▸ Instructions for the task
Read the lines below. Copy out any that hold the string "this".

┌─ Supplied records

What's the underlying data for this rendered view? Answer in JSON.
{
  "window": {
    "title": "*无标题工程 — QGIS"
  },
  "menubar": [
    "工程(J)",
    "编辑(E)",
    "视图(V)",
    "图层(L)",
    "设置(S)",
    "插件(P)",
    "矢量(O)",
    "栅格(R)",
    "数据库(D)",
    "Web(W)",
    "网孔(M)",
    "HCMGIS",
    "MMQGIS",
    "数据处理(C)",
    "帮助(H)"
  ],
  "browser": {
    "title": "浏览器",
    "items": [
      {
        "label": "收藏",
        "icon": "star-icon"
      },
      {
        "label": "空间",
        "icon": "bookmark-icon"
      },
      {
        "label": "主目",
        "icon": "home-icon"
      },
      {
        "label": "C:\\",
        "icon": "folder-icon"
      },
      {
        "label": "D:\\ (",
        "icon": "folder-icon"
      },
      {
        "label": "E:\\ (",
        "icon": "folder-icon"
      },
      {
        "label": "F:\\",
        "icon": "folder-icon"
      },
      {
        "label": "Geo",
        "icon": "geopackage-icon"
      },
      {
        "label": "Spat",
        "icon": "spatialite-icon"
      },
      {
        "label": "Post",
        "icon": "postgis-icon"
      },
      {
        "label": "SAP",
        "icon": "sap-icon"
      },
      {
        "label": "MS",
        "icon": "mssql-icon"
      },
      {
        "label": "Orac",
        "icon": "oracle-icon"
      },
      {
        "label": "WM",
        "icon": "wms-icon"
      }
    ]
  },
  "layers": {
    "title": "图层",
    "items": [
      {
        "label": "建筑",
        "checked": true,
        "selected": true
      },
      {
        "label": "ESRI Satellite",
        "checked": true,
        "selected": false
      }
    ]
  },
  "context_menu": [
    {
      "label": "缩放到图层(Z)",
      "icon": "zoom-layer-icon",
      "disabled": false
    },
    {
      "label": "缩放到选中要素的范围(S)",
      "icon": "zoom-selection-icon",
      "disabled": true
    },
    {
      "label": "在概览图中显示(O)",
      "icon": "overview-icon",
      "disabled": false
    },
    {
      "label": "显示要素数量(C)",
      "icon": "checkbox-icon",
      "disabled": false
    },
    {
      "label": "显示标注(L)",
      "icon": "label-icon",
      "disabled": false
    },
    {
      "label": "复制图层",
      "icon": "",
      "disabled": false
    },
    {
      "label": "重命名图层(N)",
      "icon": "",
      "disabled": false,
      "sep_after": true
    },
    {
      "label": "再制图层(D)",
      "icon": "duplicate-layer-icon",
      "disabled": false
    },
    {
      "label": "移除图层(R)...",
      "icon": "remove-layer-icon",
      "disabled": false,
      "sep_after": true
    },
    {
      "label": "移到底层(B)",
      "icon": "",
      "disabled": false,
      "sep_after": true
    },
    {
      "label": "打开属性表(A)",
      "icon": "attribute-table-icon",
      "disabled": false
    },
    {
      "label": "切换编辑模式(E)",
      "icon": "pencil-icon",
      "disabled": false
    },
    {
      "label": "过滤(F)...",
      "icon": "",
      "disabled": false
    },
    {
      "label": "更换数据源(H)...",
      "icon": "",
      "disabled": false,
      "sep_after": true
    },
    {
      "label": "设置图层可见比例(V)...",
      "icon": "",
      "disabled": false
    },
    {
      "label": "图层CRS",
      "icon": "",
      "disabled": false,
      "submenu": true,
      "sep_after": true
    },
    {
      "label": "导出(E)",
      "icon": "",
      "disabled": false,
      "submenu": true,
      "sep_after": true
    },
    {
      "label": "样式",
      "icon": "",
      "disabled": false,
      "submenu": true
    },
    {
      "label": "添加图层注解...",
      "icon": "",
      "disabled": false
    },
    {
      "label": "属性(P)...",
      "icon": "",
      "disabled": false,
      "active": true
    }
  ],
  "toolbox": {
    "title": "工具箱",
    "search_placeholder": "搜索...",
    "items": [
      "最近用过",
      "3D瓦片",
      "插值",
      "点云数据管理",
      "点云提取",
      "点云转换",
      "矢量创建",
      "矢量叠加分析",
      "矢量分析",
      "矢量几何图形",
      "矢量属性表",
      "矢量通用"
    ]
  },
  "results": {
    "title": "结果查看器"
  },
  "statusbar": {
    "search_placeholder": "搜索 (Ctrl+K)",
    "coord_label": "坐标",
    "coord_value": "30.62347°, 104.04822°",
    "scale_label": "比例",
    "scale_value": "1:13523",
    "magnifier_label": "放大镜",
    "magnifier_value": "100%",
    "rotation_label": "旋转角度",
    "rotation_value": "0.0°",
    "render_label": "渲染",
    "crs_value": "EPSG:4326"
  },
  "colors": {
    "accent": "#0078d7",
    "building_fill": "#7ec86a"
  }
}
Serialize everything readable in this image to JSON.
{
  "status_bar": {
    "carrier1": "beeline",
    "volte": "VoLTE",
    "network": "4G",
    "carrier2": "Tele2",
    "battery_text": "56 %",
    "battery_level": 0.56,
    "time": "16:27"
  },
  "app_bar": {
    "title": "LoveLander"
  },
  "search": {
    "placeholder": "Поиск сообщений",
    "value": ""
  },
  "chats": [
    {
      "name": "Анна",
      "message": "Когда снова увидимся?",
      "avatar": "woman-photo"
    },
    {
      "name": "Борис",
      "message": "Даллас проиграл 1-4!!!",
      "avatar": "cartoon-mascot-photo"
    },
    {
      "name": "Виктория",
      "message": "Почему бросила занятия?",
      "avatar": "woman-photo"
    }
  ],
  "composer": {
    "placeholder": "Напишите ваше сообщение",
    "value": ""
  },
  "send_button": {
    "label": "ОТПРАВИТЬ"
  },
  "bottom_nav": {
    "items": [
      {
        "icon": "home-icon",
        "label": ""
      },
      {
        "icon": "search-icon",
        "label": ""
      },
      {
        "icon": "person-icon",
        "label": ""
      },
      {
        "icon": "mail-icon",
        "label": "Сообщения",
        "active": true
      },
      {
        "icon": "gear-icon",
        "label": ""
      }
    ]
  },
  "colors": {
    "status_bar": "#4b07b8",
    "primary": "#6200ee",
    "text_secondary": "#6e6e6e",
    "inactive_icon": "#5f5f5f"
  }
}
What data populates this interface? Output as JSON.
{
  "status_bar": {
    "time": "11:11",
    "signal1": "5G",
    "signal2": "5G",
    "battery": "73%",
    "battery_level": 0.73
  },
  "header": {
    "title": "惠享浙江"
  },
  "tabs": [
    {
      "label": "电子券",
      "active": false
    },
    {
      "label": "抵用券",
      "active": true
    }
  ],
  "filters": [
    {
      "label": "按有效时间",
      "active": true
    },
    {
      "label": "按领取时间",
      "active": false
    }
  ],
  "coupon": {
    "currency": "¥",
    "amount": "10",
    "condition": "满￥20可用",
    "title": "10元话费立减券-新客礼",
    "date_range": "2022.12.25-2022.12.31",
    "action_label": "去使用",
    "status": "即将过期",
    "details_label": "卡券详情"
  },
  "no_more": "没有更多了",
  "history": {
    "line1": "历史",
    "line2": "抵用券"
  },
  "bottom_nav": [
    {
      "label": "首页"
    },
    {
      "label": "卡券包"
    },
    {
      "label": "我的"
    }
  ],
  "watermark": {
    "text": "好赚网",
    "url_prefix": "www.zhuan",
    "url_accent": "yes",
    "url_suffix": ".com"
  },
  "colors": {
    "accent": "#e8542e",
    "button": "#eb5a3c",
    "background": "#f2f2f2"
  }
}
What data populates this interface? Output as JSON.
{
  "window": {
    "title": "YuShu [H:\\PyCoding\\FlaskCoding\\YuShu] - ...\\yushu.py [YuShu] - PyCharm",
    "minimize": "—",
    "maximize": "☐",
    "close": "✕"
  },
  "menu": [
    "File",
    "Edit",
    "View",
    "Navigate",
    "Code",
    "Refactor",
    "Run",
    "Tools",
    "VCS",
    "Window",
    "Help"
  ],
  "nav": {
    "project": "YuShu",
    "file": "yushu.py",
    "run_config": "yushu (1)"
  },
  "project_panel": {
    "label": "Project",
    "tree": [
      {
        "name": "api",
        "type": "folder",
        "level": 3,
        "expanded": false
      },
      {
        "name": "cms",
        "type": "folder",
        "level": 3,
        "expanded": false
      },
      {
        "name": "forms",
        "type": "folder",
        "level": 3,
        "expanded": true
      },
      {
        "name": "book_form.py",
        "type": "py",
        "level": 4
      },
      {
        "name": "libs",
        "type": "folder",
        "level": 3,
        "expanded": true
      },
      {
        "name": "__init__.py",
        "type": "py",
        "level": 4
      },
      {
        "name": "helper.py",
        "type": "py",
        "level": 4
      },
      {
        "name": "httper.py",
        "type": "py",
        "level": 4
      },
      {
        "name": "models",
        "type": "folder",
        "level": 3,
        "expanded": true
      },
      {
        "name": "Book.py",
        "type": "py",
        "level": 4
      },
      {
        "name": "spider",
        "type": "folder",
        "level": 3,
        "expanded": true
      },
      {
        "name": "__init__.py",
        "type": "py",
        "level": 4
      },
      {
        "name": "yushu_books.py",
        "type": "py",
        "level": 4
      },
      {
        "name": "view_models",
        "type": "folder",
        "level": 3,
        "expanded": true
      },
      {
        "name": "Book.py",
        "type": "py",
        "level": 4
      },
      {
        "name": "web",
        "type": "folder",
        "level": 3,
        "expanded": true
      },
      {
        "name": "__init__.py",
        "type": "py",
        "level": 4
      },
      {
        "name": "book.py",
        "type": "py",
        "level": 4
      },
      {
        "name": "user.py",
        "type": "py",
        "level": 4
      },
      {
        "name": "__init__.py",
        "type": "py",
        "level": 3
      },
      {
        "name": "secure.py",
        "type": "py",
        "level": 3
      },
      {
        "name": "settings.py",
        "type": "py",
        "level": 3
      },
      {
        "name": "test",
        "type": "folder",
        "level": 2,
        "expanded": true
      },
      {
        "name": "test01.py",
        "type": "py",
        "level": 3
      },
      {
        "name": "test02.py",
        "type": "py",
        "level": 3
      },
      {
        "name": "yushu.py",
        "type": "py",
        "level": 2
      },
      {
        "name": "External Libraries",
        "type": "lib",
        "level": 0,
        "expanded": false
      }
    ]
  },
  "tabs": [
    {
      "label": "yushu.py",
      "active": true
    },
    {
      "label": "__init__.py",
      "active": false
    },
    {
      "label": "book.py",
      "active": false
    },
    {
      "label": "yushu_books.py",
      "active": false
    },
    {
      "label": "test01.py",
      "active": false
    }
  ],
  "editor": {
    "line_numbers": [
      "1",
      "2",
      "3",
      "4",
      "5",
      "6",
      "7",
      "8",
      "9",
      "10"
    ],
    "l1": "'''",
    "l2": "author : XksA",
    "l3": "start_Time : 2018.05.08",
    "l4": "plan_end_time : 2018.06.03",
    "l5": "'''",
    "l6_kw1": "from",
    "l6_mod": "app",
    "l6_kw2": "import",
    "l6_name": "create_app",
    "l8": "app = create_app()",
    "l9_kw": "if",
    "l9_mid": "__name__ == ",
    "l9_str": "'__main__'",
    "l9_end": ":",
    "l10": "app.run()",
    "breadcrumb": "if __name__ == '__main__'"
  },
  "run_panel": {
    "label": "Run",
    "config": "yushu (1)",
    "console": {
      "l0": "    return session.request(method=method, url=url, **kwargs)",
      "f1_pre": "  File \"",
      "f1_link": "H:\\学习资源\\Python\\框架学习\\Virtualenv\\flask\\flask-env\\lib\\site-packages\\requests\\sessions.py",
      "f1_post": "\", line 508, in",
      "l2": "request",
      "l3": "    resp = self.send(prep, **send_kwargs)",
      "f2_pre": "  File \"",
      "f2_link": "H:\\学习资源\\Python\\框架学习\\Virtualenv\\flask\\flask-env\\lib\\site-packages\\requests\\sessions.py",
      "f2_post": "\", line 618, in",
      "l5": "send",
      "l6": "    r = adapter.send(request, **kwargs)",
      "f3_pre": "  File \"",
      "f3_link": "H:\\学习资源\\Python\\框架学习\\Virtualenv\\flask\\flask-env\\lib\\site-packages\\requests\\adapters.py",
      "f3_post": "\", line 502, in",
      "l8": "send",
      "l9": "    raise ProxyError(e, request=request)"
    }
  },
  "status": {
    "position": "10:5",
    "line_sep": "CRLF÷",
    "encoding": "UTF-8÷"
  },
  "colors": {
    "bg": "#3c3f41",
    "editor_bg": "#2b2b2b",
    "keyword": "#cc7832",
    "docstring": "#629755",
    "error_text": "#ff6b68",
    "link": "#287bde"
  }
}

└─

▸ Correct answer
What's the underlying data for this rendered view? Answer in JSON.
Serialize everything readable in this image to JSON.
What data populates this interface? Output as JSON.
What data populates this interface? Output as JSON.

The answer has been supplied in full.